Records for the task:
##############################
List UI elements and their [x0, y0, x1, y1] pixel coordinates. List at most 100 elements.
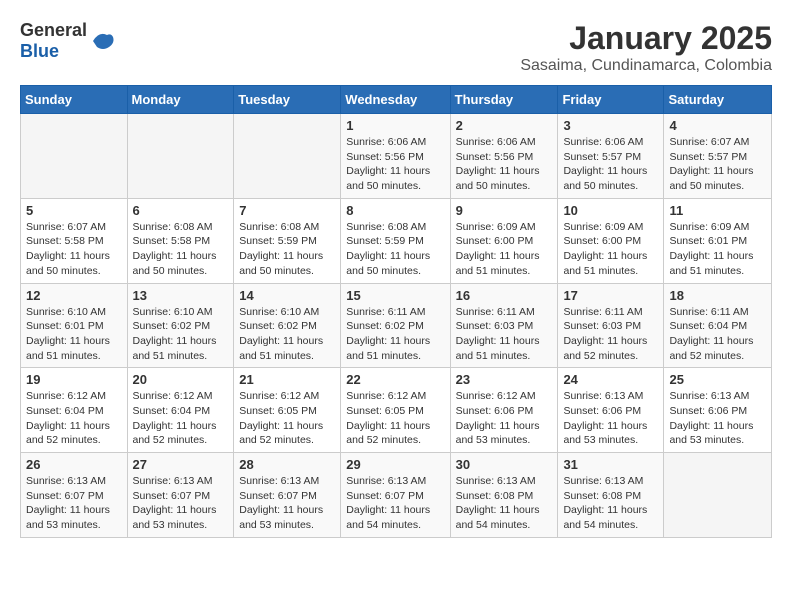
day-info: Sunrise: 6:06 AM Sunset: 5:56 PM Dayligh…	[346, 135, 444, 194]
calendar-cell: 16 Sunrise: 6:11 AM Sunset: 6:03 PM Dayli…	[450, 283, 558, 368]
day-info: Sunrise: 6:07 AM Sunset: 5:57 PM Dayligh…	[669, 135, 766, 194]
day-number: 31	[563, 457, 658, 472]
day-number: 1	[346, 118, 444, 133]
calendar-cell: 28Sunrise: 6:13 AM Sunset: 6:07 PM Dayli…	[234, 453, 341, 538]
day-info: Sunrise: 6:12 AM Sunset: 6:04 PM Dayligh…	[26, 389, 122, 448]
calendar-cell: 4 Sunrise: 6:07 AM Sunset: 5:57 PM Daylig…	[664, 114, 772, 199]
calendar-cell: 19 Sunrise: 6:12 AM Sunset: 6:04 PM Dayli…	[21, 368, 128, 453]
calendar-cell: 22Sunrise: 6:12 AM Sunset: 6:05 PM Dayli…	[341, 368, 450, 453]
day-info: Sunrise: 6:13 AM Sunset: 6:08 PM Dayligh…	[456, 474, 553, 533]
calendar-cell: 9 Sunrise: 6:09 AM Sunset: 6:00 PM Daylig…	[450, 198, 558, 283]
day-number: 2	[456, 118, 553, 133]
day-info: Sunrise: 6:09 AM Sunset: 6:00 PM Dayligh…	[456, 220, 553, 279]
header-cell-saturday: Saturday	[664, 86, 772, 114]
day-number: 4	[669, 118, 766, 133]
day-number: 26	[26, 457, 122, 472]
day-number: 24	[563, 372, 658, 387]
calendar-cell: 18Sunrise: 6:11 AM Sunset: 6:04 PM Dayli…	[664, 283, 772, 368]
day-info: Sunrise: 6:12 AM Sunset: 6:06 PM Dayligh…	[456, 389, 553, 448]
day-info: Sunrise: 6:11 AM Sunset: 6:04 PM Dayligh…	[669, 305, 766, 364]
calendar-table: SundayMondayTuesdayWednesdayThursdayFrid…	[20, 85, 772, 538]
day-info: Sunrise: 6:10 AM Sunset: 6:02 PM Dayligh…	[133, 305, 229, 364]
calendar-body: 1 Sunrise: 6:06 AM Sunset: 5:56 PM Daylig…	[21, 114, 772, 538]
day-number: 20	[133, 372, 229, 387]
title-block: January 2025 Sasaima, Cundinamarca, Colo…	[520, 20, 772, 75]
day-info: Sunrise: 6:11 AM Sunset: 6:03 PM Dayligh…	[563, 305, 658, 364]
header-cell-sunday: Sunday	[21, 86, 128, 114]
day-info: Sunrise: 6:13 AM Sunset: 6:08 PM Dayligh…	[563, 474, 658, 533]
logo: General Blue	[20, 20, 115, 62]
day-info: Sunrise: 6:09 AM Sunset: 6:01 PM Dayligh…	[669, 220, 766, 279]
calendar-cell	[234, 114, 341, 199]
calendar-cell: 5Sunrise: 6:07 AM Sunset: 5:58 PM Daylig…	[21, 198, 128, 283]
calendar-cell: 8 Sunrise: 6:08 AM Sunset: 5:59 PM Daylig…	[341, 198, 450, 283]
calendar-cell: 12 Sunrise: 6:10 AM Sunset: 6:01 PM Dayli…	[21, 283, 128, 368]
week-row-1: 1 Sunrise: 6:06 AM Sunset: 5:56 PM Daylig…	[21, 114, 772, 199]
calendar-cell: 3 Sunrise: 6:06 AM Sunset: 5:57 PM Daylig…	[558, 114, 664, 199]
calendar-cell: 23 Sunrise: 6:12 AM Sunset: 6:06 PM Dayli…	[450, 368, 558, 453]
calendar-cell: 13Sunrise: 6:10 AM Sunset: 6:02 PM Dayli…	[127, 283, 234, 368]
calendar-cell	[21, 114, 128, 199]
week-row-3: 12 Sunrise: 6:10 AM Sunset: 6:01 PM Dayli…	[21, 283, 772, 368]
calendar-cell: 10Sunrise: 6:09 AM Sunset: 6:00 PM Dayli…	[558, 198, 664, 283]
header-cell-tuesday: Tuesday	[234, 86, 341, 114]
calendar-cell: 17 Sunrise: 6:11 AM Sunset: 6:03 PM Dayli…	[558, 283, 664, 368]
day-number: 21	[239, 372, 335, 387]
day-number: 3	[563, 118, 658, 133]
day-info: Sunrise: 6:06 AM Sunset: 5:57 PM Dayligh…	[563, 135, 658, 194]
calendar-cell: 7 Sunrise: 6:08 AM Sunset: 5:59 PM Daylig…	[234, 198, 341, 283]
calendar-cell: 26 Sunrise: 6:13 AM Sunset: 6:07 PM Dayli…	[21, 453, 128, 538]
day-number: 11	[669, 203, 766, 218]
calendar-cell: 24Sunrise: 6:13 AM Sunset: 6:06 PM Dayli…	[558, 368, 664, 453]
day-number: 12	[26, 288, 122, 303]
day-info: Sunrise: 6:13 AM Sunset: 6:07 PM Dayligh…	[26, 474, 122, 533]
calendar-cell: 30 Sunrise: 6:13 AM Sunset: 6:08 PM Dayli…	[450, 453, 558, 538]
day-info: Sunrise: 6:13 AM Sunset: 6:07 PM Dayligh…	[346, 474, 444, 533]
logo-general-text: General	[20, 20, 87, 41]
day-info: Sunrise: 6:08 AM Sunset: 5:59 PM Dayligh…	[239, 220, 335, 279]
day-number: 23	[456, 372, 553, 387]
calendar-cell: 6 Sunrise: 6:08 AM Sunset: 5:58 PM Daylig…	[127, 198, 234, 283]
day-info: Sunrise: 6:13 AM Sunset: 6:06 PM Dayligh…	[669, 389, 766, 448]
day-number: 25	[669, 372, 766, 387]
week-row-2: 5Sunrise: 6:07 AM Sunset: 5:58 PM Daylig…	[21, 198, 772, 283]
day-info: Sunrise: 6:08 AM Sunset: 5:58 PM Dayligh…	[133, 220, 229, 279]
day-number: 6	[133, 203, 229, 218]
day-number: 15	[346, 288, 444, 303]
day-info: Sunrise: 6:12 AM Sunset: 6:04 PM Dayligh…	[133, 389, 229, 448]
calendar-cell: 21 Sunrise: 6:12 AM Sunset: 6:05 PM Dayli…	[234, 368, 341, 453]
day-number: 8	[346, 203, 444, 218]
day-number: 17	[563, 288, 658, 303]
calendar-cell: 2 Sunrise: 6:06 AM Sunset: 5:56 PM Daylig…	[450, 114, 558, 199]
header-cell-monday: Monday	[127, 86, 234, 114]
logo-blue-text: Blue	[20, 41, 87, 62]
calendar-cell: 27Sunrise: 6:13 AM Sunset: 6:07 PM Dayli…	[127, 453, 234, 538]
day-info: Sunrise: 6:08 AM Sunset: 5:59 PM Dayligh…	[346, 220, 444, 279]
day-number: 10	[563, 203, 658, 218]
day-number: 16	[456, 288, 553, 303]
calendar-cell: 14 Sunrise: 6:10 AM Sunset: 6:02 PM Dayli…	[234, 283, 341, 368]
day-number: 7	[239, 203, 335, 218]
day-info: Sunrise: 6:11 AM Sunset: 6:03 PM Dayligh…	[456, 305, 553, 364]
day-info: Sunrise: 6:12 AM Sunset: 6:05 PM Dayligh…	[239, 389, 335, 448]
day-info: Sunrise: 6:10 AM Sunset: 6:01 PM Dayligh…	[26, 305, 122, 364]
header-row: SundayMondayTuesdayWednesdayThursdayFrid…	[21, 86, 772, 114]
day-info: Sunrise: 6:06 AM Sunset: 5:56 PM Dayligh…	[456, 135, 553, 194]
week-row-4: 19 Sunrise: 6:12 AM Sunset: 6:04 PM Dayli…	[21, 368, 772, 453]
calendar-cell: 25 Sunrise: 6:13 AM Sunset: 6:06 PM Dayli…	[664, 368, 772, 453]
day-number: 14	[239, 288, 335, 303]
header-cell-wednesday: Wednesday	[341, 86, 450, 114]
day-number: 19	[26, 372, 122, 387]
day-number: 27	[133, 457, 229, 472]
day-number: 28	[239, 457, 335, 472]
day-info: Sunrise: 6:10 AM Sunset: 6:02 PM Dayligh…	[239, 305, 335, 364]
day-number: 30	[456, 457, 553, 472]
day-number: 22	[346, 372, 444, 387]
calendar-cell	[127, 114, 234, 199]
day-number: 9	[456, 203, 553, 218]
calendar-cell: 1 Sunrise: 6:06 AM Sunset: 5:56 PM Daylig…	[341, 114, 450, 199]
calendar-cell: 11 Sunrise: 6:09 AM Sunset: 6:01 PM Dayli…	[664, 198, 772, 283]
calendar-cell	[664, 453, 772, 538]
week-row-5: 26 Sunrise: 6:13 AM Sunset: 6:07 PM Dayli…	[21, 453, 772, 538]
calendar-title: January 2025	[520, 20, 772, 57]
##############################
Instructions to follow: Output the lines from the one containing "135, 444, 194]" through the one containing "372, 658, 387]" as a numbered list, leaving out any blank lines.

Task response:
1. day-info: Sunrise: 6:06 AM Sunset: 5:56 PM Dayligh…	[346, 135, 444, 194]
2. calendar-cell: 16 Sunrise: 6:11 AM Sunset: 6:03 PM Dayli…	[450, 283, 558, 368]
3. day-info: Sunrise: 6:07 AM Sunset: 5:57 PM Dayligh…	[669, 135, 766, 194]
4. day-number: 31	[563, 457, 658, 472]
5. day-number: 1	[346, 118, 444, 133]
6. calendar-cell: 28Sunrise: 6:13 AM Sunset: 6:07 PM Dayli…	[234, 453, 341, 538]
7. day-info: Sunrise: 6:12 AM Sunset: 6:04 PM Dayligh…	[26, 389, 122, 448]
8. calendar-cell: 4 Sunrise: 6:07 AM Sunset: 5:57 PM Daylig…	[664, 114, 772, 199]
9. calendar-cell: 19 Sunrise: 6:12 AM Sunset: 6:04 PM Dayli…	[21, 368, 128, 453]
10. calendar-cell: 22Sunrise: 6:12 AM Sunset: 6:05 PM Dayli…	[341, 368, 450, 453]
11. day-info: Sunrise: 6:13 AM Sunset: 6:08 PM Dayligh…	[456, 474, 553, 533]
12. calendar-cell: 9 Sunrise: 6:09 AM Sunset: 6:00 PM Daylig…	[450, 198, 558, 283]
13. day-number: 2	[456, 118, 553, 133]
14. day-info: Sunrise: 6:09 AM Sunset: 6:00 PM Dayligh…	[456, 220, 553, 279]
15. header-cell-saturday: Saturday	[664, 86, 772, 114]
16. day-number: 4	[669, 118, 766, 133]
17. day-number: 26	[26, 457, 122, 472]
18. day-number: 24	[563, 372, 658, 387]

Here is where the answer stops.